Search the records for "предоставления" and copy each line that holds it.

'''

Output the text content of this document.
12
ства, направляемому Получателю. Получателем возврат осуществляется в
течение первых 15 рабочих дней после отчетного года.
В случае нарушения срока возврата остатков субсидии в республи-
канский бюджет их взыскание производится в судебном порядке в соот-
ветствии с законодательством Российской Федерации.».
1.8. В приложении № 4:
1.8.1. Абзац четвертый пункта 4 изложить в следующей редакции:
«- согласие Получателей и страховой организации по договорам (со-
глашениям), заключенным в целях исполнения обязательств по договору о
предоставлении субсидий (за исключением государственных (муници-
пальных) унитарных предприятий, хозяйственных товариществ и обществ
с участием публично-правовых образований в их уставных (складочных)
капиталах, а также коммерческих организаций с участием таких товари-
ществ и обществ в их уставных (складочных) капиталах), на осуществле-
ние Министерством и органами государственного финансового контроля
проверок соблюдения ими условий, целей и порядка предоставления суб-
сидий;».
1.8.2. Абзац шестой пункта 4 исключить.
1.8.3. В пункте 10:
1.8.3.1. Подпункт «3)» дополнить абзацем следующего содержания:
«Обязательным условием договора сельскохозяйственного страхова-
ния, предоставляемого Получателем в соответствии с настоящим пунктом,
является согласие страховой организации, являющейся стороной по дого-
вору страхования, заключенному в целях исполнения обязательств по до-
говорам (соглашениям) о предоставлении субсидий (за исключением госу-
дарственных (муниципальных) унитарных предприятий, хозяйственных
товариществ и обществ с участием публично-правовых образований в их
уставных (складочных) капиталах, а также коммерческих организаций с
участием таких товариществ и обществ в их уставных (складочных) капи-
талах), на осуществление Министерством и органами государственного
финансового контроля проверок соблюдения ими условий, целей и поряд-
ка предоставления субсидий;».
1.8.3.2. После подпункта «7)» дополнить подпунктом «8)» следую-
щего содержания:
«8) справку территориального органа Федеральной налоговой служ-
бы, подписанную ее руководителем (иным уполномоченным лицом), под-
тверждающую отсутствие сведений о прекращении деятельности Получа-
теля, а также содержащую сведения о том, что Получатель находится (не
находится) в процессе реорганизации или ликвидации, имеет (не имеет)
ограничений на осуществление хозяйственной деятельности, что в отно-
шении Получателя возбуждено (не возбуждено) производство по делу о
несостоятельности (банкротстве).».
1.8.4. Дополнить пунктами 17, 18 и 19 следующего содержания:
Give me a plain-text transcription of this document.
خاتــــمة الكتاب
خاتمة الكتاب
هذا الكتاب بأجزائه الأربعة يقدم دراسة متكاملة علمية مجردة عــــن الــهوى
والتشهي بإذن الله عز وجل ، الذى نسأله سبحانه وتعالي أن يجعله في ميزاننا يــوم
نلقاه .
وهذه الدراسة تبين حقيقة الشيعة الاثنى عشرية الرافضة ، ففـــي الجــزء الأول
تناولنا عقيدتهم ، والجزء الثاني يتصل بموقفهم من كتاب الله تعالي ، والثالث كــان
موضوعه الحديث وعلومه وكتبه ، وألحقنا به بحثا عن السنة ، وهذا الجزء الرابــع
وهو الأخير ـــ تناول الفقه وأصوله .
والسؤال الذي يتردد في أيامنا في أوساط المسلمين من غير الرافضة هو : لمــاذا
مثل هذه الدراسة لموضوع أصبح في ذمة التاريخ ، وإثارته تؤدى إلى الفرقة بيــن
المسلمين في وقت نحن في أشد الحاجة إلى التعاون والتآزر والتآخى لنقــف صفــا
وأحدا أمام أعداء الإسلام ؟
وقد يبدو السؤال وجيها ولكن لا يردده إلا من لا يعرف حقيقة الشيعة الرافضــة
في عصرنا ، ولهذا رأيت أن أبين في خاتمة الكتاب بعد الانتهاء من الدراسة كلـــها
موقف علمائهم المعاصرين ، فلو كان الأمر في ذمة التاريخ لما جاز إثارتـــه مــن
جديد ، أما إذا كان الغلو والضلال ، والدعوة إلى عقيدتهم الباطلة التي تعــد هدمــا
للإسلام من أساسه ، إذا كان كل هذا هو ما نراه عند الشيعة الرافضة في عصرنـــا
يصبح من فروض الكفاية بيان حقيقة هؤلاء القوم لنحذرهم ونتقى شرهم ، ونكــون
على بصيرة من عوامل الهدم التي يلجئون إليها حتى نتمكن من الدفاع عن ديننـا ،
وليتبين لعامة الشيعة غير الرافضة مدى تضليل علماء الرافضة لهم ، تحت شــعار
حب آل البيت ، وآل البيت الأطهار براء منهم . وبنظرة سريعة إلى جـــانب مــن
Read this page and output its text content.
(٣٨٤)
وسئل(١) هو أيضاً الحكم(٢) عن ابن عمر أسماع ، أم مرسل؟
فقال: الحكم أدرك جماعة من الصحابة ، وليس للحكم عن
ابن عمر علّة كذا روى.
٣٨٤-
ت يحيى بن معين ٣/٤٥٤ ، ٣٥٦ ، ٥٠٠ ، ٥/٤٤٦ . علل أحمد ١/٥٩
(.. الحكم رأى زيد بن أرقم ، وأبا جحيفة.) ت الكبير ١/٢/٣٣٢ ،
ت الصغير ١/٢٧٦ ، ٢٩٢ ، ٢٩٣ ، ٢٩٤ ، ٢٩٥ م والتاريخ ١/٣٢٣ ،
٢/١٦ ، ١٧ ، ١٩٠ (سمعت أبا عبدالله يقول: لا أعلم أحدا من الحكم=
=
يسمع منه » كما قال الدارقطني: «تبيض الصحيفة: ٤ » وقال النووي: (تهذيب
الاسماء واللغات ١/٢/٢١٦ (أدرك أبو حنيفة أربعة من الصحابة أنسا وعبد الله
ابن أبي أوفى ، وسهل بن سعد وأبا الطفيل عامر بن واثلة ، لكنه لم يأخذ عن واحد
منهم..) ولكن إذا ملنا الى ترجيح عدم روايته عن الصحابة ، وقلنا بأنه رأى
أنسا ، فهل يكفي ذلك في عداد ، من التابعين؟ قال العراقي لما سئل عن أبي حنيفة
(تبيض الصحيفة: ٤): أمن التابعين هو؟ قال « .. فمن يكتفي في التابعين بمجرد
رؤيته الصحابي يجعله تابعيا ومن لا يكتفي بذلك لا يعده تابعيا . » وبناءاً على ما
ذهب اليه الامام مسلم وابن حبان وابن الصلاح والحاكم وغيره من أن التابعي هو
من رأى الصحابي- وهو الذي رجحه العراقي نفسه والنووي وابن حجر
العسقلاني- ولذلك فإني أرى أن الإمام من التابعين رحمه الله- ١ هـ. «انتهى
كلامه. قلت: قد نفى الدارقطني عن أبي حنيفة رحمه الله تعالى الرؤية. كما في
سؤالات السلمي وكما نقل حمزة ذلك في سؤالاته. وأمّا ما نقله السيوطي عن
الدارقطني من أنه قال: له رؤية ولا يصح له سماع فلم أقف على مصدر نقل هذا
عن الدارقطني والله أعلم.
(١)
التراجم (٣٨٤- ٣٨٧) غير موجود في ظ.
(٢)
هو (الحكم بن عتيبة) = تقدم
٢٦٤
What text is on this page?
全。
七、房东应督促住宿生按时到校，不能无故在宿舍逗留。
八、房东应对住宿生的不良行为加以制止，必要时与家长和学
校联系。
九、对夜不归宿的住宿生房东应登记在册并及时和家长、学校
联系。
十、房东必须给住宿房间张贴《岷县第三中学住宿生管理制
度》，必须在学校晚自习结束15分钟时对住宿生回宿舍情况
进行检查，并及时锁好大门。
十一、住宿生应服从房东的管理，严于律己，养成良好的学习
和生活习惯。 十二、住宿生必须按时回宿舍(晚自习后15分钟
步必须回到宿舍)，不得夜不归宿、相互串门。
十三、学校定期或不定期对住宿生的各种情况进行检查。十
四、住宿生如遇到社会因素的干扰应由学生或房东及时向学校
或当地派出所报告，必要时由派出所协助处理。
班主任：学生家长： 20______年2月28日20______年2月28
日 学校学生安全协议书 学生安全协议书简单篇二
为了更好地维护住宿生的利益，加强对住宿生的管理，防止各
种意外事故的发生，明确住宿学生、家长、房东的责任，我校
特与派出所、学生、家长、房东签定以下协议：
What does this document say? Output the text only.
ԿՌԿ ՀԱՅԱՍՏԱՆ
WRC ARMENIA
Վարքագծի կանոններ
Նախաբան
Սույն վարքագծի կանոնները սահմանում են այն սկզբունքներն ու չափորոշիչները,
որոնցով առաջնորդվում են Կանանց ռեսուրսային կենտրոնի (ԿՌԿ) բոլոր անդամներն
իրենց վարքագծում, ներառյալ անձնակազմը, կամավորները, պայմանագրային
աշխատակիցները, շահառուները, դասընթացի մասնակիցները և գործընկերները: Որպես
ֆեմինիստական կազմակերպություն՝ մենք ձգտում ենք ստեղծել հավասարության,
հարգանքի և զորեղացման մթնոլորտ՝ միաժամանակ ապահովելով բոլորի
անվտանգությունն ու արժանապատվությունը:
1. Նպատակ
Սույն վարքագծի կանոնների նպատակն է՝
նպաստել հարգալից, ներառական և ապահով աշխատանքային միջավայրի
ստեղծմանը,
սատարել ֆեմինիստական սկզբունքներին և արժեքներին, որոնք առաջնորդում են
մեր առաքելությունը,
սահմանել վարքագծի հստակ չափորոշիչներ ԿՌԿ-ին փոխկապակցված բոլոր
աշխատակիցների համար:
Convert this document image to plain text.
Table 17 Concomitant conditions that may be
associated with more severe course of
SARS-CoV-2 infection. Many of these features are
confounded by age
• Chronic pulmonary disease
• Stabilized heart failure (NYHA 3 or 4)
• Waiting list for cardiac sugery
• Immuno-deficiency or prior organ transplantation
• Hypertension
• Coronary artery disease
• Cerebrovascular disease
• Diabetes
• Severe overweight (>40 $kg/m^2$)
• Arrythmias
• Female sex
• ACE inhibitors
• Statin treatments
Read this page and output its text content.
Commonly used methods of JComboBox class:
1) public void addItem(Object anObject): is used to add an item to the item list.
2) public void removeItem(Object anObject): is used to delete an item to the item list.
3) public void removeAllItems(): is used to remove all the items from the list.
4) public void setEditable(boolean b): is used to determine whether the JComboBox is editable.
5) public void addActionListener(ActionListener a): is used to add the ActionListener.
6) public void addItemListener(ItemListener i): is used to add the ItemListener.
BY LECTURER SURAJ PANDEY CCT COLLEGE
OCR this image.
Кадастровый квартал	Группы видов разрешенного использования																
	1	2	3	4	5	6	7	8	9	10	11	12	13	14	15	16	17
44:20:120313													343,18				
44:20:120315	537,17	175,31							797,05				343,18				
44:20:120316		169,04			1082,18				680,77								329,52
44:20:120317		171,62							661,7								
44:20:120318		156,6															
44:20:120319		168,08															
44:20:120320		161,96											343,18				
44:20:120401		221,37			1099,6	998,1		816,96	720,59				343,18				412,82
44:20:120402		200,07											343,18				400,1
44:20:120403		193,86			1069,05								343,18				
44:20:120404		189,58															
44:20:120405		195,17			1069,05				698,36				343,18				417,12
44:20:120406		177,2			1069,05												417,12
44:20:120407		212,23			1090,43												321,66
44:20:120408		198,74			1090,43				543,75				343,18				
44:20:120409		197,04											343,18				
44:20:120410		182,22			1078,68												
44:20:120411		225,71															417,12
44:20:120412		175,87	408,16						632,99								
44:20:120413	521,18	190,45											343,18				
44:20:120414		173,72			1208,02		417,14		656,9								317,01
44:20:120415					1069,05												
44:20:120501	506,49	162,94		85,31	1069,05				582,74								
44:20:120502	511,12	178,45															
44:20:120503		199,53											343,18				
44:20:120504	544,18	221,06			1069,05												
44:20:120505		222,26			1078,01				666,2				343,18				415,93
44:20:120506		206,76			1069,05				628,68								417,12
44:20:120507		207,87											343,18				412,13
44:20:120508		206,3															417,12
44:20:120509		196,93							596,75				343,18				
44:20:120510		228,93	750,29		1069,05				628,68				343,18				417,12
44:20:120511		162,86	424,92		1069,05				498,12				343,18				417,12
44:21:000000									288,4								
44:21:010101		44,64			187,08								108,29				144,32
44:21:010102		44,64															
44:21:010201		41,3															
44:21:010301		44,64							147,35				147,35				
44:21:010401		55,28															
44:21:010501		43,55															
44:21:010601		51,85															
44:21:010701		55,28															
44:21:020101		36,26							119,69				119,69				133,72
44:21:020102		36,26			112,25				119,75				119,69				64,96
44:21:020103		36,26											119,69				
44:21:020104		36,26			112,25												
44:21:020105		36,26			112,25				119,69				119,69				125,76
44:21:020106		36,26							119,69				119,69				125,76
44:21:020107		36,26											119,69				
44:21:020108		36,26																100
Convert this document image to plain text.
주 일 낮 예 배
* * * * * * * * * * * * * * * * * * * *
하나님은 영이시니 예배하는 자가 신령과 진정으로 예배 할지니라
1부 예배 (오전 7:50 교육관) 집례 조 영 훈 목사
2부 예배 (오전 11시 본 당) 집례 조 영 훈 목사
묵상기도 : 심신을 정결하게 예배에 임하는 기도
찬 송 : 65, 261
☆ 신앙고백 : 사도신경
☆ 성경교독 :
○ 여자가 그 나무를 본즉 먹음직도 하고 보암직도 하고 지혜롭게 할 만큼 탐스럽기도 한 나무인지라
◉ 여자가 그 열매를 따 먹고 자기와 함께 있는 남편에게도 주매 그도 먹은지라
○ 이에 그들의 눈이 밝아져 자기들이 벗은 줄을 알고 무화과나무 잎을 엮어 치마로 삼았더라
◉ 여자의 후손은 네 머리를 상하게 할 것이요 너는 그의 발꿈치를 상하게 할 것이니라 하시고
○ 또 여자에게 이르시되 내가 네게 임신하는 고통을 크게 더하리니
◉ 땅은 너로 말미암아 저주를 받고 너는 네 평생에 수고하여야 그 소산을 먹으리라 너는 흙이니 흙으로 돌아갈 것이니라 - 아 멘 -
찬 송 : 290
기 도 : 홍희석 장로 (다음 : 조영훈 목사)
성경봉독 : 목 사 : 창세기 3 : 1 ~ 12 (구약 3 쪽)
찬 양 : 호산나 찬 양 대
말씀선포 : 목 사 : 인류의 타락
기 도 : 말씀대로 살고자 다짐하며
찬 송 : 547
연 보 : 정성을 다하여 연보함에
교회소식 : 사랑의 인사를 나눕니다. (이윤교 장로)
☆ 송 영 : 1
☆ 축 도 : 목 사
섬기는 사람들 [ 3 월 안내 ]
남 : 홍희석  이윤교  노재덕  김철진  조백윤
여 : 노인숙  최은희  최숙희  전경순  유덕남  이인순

'''

*CORRECT OUTPUT:*
проверок соблюдения ими условий, целей и порядка предоставления суб-
ка предоставления субсидий;».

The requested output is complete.